[PROBLEM TO SOLVE]:
Copy out each line of the data holding "путем".

[ROWS]:
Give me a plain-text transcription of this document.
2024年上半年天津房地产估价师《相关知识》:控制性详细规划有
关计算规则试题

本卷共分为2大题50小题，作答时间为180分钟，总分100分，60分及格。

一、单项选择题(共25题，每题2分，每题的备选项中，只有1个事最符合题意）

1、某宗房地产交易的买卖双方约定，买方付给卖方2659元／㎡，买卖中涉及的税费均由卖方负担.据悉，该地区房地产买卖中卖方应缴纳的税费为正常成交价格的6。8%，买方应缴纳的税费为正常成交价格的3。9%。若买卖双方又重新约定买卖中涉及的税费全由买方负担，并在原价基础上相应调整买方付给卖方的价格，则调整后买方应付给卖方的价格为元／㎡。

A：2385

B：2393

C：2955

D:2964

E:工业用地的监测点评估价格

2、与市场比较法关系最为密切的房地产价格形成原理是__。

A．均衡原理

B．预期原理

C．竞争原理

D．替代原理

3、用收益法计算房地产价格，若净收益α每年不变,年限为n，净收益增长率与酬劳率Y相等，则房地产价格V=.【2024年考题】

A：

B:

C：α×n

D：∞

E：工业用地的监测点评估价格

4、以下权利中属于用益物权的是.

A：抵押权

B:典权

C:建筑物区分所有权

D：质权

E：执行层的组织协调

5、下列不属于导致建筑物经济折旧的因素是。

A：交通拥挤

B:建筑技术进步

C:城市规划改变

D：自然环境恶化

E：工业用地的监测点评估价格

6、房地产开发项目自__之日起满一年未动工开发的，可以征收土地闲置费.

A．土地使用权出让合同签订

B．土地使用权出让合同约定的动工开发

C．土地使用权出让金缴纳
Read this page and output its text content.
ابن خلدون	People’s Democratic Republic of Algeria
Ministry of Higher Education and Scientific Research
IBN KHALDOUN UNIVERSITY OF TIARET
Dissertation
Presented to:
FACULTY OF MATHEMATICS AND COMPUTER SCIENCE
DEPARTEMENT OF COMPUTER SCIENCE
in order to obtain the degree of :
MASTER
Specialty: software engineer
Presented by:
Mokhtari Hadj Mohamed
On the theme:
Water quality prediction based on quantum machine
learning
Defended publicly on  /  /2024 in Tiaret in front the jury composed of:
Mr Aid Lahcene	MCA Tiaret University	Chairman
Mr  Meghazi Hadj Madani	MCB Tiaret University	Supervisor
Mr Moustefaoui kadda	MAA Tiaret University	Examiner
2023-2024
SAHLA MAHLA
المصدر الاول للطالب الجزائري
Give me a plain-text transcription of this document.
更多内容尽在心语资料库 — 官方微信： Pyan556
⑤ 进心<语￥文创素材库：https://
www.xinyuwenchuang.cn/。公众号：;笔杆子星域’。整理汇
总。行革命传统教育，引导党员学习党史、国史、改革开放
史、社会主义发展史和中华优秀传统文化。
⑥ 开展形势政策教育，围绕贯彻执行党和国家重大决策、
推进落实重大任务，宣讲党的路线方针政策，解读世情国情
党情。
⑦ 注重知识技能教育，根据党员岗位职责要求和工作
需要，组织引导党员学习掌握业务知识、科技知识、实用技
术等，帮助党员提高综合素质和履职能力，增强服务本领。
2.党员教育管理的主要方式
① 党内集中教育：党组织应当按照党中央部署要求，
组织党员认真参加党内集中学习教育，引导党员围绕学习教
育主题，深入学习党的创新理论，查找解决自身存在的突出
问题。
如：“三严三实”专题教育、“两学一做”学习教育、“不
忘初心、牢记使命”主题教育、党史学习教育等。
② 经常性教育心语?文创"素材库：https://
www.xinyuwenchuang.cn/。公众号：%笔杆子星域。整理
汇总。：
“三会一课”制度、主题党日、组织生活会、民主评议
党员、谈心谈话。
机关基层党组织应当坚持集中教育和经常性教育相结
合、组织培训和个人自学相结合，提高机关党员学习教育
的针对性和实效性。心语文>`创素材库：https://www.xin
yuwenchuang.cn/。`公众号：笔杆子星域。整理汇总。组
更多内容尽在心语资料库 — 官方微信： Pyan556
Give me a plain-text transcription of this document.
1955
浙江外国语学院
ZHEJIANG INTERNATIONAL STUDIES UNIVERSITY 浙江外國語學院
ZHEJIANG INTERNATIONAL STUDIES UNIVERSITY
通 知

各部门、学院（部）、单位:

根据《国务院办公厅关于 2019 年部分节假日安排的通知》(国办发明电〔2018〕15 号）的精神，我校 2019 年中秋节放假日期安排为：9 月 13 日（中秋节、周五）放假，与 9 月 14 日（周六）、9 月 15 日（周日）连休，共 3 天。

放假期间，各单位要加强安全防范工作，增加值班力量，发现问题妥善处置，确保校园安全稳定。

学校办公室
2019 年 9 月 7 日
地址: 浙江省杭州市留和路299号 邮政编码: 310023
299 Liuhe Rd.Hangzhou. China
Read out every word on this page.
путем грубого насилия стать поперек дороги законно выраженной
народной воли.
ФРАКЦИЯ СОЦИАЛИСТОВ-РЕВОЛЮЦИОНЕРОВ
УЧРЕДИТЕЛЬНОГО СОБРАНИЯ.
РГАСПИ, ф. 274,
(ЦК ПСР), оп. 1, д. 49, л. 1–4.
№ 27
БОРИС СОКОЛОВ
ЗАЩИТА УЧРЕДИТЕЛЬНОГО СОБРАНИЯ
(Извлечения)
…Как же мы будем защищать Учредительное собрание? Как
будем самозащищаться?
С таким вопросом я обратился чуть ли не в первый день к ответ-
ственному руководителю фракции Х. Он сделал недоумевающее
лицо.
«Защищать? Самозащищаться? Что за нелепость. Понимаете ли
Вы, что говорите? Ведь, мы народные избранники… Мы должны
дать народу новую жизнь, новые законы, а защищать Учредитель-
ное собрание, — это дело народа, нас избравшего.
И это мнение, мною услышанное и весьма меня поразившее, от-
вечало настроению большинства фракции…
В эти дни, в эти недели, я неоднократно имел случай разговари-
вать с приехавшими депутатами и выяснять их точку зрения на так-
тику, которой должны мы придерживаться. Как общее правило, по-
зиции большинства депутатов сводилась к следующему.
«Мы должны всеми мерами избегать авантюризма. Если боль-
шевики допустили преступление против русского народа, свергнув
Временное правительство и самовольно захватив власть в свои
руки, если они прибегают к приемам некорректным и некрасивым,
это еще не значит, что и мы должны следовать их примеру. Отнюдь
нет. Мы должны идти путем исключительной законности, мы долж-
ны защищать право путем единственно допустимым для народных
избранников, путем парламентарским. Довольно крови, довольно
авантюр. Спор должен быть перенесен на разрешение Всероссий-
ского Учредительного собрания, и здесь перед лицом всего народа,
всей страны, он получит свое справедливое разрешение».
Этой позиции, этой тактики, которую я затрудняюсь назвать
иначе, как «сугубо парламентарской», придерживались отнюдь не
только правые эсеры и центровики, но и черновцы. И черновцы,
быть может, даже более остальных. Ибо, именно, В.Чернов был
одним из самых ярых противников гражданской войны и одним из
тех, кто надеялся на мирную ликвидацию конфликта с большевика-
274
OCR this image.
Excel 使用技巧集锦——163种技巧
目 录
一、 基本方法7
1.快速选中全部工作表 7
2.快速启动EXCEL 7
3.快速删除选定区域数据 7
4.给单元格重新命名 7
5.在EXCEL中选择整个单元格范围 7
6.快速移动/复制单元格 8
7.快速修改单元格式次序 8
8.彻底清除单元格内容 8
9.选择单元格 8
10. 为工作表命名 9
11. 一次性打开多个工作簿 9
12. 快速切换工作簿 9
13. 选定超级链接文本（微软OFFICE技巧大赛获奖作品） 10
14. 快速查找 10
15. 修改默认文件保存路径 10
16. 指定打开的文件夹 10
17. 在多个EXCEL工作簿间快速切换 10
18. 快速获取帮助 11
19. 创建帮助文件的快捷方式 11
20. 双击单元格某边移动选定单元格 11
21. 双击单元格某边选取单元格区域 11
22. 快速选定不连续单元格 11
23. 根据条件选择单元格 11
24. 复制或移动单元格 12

[WRITTEN ANSWER]:
путем грубого насилия стать поперек дороги законно выраженной
нет. Мы должны идти путем исключительной законности, мы долж-
ны защищать право путем единственно допустимым для народных
избранников, путем парламентарским. Довольно крови, довольно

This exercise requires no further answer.